Dataset entries

--------------------

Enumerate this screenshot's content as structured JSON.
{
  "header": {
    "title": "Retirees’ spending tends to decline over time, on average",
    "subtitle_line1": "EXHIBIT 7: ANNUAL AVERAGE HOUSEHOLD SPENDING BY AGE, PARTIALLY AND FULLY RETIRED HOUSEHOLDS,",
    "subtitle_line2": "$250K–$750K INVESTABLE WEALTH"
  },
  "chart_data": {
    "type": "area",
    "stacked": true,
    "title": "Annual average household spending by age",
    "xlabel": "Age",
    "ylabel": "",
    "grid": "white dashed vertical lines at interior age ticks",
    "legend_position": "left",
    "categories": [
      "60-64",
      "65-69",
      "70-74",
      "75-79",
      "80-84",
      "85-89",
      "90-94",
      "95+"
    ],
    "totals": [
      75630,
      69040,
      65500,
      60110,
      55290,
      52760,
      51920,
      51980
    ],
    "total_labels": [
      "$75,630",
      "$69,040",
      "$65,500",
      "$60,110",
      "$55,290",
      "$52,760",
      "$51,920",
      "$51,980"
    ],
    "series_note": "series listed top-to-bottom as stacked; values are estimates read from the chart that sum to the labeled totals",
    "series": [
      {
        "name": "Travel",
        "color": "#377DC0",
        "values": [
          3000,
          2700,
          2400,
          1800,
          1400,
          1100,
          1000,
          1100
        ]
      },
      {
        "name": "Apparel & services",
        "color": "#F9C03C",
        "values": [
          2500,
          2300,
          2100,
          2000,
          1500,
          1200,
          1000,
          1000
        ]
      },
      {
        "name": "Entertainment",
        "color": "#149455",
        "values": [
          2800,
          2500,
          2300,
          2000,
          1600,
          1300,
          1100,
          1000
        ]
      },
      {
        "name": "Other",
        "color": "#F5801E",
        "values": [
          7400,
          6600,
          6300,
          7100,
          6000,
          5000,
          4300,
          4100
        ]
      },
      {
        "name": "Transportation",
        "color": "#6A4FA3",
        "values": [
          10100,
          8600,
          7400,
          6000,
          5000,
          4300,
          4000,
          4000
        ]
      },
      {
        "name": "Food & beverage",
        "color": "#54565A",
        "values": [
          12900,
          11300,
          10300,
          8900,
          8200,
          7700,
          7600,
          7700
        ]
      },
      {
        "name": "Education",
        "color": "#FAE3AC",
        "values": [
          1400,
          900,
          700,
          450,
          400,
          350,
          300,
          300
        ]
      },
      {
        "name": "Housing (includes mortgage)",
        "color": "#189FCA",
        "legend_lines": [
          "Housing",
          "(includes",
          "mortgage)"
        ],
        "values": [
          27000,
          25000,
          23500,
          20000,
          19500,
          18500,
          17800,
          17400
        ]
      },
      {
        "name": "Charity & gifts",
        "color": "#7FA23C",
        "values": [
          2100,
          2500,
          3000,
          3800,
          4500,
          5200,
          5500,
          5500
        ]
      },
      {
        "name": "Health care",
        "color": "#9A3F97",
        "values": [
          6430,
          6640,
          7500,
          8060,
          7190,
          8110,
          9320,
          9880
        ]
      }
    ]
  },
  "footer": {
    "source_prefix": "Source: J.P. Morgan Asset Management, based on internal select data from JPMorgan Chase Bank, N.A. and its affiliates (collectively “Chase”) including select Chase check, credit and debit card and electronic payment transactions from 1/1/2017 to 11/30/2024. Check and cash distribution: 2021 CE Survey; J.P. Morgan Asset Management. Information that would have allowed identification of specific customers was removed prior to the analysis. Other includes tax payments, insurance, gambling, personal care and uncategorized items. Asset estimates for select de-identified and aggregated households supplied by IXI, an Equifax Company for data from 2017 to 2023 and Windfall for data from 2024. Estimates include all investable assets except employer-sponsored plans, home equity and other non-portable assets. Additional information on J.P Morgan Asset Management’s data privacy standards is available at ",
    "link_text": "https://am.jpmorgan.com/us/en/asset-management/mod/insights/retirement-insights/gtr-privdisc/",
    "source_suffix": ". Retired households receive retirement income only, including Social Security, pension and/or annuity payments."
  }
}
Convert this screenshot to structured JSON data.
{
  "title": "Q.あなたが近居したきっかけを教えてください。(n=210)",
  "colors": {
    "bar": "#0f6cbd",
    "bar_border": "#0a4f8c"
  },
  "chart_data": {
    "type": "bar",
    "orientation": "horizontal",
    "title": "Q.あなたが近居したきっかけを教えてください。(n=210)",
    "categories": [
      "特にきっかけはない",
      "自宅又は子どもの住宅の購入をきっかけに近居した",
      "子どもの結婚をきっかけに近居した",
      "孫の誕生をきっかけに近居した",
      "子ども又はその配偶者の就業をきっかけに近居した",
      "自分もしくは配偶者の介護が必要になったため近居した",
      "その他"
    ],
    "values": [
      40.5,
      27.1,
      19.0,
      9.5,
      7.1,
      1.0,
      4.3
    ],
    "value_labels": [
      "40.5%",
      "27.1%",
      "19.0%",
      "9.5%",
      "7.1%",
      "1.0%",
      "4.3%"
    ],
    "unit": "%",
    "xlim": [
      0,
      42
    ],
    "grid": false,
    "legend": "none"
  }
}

--------------------

Given request
Using the entries above, find all lines with "this". Copy them.

Output of the exercise
Enumerate this screenshot's content as structured JSON.
Convert this screenshot to structured JSON data.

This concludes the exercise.